*** Material to process

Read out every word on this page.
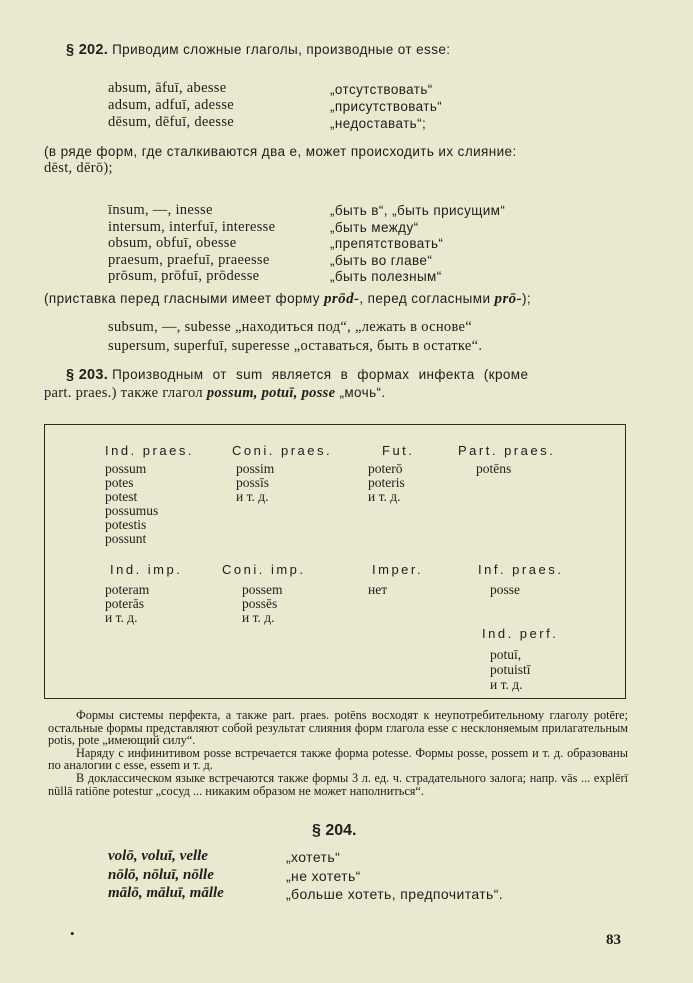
§ 202. Приводим сложные глаголы, производные от esse:
absum, āfuī, abesse
adsum, adfuī, adesse
dēsum, dēfuī, deesse
„отсутствовать“
„присутствовать“
„недоставать“;
(в ряде форм, где сталкиваются два e, может происходить их слияние:
dēst, dērō);
īnsum, —, inesse
intersum, interfuī, interesse
obsum, obfuī, obesse
praesum, praefuī, praeesse
prōsum, prōfuī, prōdesse
„быть в“, „быть присущим“
„быть между“
„препятствовать“
„быть во главе“
„быть полезным“
(приставка перед гласными имеет форму prōd-, перед согласными prō-);
subsum, —, subesse „находиться под“, „лежать в основе“
supersum, superfuī, superesse „оставаться, быть в остатке“.
§ 203. Производным от sum является в формах инфекта (кроме
part. praes.) также глагол possum, potuī, posse „мочь“.
Ind. praes.
possum
potes
potest
possumus
potestis
possunt
Coni. praes.
possim
possīs
и т. д.
Fut.
poterō
poteris
и т. д.
Part. praes.
potēns
Ind. imp.
poteram
poterās
и т. д.
Coni. imp.
possem
possēs
и т. д.
Imper.
нет
Inf. praes.
posse
Ind. perf.
potuī,
potuistī
и т. д.

Формы системы перфекта, а также part. praes. potēns восходят к неупотребительному глаголу potēre; остальные формы представляют собой результат слияния форм глагола esse с несклоняемым прилагательным potis, pote „имеющий силу“.

Наряду с инфинитивом posse встречается также форма potesse. Формы posse, possem и т. д. образованы по аналогии с esse, essem и т. д.

В доклассическом языке встречаются также формы 3 л. ед. ч. страдательного залога; напр. vās ... explērī nūllā ratiōne potestur „сосуд ... никаким образом не может наполниться“.

§ 204.
volō, voluī, velle
nōlō, nōluī, nōlle
mālō, māluī, mālle
„хотеть“
„не хотеть“
„больше хотеть, предпочитать“.
•	83
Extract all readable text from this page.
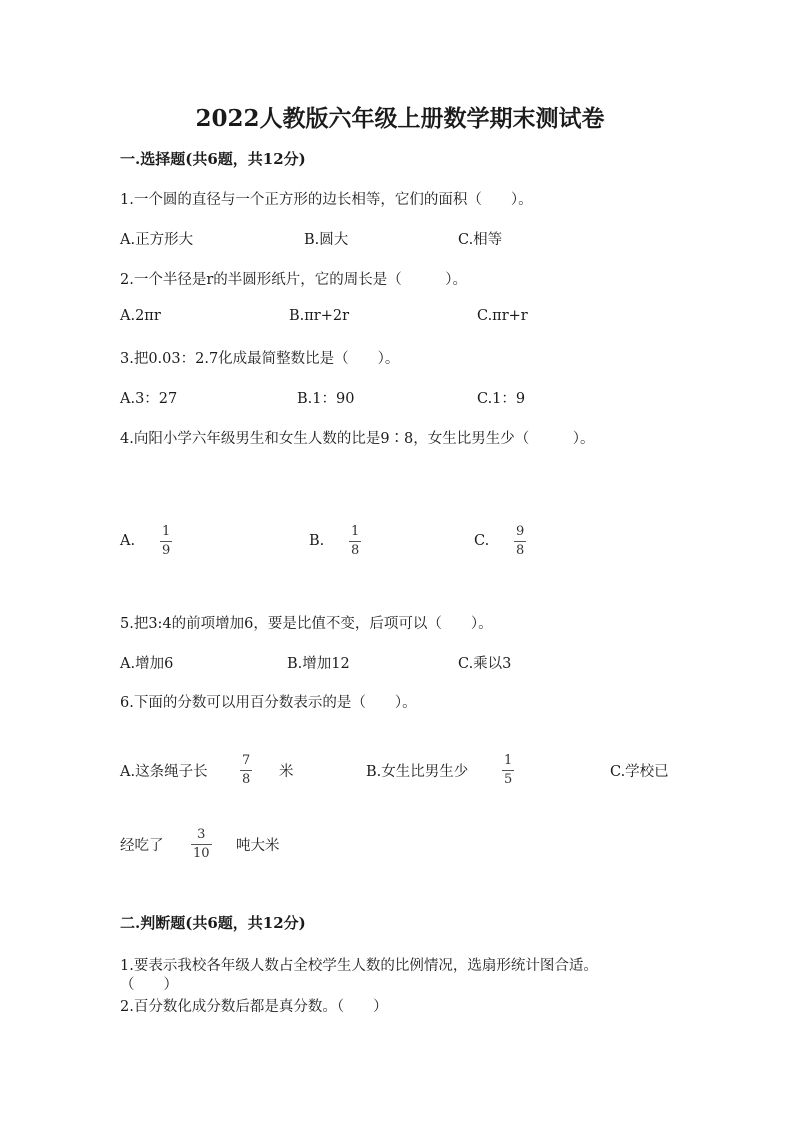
2022人教版六年级上册数学期末测试卷
一.选择题(共6题，共12分)
1.一个圆的直径与一个正方形的边长相等，它们的面积（　　）。
A.正方形大	B.圆大	C.相等
2.一个半径是r的半圆形纸片，它的周长是（　　　）。
A.2πr	B.πr+2r	C.πr+r
3.把0.03：2.7化成最简整数比是（　　）。
A.3：27	B.1：90	C.1：9
4.向阳小学六年级男生和女生人数的比是9∶8，女生比男生少（　　　）。
A.
1
9
B.
1
8
C.
9
8
5.把3:4的前项增加6，要是比值不变，后项可以（　　）。
A.增加6	B.增加12	C.乘以3
6.下面的分数可以用百分数表示的是（　　）。
A.这条绳子长
7
8 米	B.女生比男生少
1
5	C.学校已
经吃了
3
10 吨大米
二.判断题(共6题，共12分)
1.要表示我校各年级人数占全校学生人数的比例情况，选扇形统计图合适。
（　　）
2.百分数化成分数后都是真分数。（　　）
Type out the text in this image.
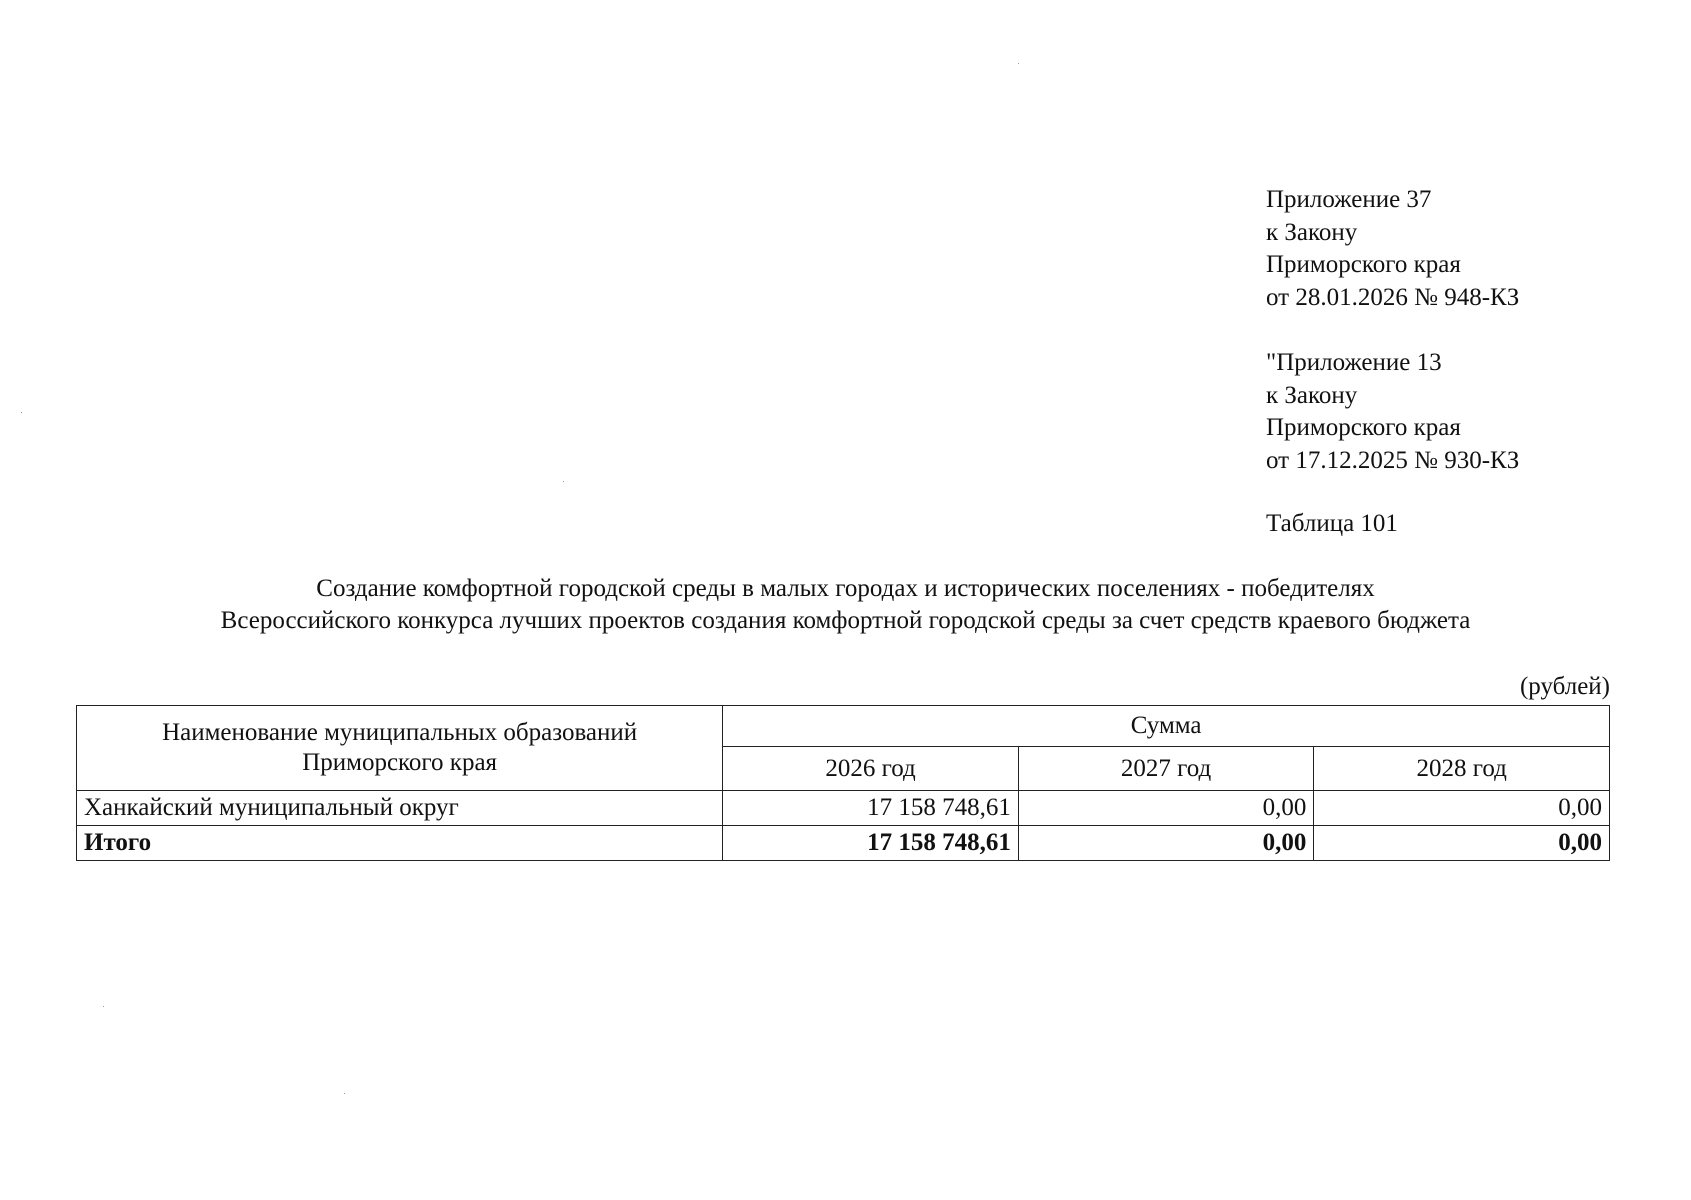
Приложение 37
к Закону
Приморского края
от 28.01.2026 № 948-КЗ
"Приложение 13
к Закону
Приморского края
от 17.12.2025 № 930-КЗ
Таблица 101
Создание комфортной городской среды в малых городах и исторических поселениях - победителях
Всероссийского конкурса лучших проектов создания комфортной городской среды за счет средств краевого бюджета
(рублей)
Наименование муниципальных образований
Приморского края	Сумма		
	2026 год	2027 год	2028 год
Ханкайский муниципальный округ	17 158 748,61	0,00	0,00
Итого	17 158 748,61	0,00	0,00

******

§ **To do**: Retype the entries word for word. Omit any images.

§ **Reply to the exercise**:
Read out every word on this page.
§ 202. Приводим сложные глаголы, производные от esse:
absum, āfuī, abesse
adsum, adfuī, adesse
dēsum, dēfuī, deesse
„отсутствовать“
„присутствовать“
„недоставать“;
(в ряде форм, где сталкиваются два e, может происходить их слияние:
dēst, dērō);
īnsum, —, inesse
intersum, interfuī, interesse
obsum, obfuī, obesse
praesum, praefuī, praeesse
prōsum, prōfuī, prōdesse
„быть в“, „быть присущим“
„быть между“
„препятствовать“
„быть во главе“
„быть полезным“
(приставка перед гласными имеет форму prōd-, перед согласными prō-);
subsum, —, subesse „находиться под“, „лежать в основе“
supersum, superfuī, superesse „оставаться, быть в остатке“.
§ 203. Производным от sum является в формах инфекта (кроме
part. praes.) также глагол possum, potuī, posse „мочь“.
Ind. praes.
possum
potes
potest
possumus
potestis
possunt
Coni. praes.
possim
possīs
и т. д.
Fut.
poterō
poteris
и т. д.
Part. praes.
potēns
Ind. imp.
poteram
poterās
и т. д.
Coni. imp.
possem
possēs
и т. д.
Imper.
нет
Inf. praes.
posse
Ind. perf.
potuī,
potuistī
и т. д.

Формы системы перфекта, а также part. praes. potēns восходят к неупотребительному глаголу potēre; остальные формы представляют собой результат слияния форм глагола esse с несклоняемым прилагательным potis, pote „имеющий силу“.

Наряду с инфинитивом posse встречается также форма potesse. Формы posse, possem и т. д. образованы по аналогии с esse, essem и т. д.

В доклассическом языке встречаются также формы 3 л. ед. ч. страдательного залога; напр. vās ... explērī nūllā ratiōne potestur „сосуд ... никаким образом не может наполниться“.

§ 204.
volō, voluī, velle
nōlō, nōluī, nōlle
mālō, māluī, mālle
„хотеть“
„не хотеть“
„больше хотеть, предпочитать“.
•	83
Extract all readable text from this page.
2022人教版六年级上册数学期末测试卷
一.选择题(共6题，共12分)
1.一个圆的直径与一个正方形的边长相等，它们的面积（　　）。
A.正方形大	B.圆大	C.相等
2.一个半径是r的半圆形纸片，它的周长是（　　　）。
A.2πr	B.πr+2r	C.πr+r
3.把0.03：2.7化成最简整数比是（　　）。
A.3：27	B.1：90	C.1：9
4.向阳小学六年级男生和女生人数的比是9∶8，女生比男生少（　　　）。
A.
1
9
B.
1
8
C.
9
8
5.把3:4的前项增加6，要是比值不变，后项可以（　　）。
A.增加6	B.增加12	C.乘以3
6.下面的分数可以用百分数表示的是（　　）。
A.这条绳子长
7
8 米	B.女生比男生少
1
5	C.学校已
经吃了
3
10 吨大米
二.判断题(共6题，共12分)
1.要表示我校各年级人数占全校学生人数的比例情况，选扇形统计图合适。
（　　）
2.百分数化成分数后都是真分数。（　　）
Type out the text in this image.
Приложение 37
к Закону
Приморского края
от 28.01.2026 № 948-КЗ
"Приложение 13
к Закону
Приморского края
от 17.12.2025 № 930-КЗ
Таблица 101
Создание комфортной городской среды в малых городах и исторических поселениях - победителях
Всероссийского конкурса лучших проектов создания комфортной городской среды за счет средств краевого бюджета
(рублей)
Наименование муниципальных образований
Приморского края	Сумма		
	2026 год	2027 год	2028 год
Ханкайский муниципальный округ	17 158 748,61	0,00	0,00
Итого	17 158 748,61	0,00	0,00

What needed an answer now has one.